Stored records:
--
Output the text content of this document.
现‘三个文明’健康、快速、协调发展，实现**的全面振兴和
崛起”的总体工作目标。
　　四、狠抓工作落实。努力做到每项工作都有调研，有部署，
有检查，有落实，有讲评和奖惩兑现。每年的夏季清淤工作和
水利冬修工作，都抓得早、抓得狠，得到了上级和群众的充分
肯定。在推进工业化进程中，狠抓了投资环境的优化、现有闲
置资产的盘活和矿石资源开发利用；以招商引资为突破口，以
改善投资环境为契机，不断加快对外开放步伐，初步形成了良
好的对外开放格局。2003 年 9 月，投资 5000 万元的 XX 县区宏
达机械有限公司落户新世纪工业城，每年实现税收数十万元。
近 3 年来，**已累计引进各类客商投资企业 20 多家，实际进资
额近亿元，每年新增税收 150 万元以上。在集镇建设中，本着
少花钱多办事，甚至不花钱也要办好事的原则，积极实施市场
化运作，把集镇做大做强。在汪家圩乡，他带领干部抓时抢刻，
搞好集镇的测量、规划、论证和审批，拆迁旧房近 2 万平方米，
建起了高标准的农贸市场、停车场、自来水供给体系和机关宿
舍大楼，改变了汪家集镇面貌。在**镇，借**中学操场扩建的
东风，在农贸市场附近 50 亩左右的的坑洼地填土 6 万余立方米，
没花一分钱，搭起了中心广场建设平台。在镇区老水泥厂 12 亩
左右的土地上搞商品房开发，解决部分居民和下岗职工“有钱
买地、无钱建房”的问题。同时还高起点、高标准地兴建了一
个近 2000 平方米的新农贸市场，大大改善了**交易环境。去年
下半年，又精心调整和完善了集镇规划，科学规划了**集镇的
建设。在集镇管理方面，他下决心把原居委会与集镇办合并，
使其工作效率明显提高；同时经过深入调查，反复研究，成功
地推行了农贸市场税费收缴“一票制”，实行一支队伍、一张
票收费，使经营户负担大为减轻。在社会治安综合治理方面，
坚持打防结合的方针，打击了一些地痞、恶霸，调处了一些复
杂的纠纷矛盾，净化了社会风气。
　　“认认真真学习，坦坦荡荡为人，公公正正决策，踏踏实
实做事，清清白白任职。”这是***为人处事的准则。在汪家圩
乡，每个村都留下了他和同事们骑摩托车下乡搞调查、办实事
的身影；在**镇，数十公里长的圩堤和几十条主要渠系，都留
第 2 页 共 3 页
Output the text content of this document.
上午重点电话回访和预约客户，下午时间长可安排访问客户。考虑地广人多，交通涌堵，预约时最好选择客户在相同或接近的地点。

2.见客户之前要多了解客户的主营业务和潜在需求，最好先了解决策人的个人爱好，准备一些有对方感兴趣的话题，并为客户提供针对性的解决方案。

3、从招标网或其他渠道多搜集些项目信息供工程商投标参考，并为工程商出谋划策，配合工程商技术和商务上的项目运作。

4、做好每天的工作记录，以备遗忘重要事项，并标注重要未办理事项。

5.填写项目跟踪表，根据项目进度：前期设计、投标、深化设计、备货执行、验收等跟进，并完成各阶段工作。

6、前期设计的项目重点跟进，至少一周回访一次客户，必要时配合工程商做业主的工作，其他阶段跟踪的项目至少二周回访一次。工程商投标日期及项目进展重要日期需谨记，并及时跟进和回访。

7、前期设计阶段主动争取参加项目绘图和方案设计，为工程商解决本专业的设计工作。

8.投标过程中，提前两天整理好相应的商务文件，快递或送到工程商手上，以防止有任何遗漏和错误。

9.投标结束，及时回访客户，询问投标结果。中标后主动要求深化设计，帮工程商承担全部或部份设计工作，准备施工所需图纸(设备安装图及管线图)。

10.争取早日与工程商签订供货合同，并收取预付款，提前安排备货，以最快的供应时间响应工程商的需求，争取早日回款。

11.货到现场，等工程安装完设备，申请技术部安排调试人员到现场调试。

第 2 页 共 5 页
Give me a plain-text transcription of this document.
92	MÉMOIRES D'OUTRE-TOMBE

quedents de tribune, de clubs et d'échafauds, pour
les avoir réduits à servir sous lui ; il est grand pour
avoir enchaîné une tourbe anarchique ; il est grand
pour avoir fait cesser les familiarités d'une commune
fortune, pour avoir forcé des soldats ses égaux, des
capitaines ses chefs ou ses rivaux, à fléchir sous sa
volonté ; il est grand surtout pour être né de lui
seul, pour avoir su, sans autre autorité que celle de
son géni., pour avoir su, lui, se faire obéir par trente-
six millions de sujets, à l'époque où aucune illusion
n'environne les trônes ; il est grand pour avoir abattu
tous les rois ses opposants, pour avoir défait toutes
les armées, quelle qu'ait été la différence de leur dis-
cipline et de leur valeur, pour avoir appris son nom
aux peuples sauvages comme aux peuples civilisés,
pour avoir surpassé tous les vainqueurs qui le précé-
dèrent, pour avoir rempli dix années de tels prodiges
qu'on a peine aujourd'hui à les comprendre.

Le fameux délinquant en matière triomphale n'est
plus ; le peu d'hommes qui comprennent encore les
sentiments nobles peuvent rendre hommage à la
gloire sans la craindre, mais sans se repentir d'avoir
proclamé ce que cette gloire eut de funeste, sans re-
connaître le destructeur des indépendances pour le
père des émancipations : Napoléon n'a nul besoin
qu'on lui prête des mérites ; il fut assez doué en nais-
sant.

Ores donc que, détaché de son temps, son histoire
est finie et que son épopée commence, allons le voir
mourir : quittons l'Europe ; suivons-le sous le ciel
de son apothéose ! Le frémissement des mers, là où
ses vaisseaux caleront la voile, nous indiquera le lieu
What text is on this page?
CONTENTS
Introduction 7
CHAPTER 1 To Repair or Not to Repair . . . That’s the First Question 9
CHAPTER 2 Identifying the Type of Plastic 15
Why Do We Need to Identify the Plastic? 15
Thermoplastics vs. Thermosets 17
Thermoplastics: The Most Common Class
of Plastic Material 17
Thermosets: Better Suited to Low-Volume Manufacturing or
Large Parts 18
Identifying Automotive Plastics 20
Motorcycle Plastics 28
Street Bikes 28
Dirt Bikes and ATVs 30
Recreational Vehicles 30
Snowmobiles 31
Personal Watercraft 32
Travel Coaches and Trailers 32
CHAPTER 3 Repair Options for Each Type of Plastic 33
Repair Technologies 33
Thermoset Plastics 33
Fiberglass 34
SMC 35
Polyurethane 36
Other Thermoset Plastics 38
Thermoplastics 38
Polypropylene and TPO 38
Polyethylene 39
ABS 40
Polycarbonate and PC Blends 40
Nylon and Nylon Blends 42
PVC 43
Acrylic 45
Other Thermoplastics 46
--
» **Request**: Each line that holds the word "Bikes" is to be copied.

» **Worked solution**:
Street Bikes 28
Dirt Bikes and ATVs 30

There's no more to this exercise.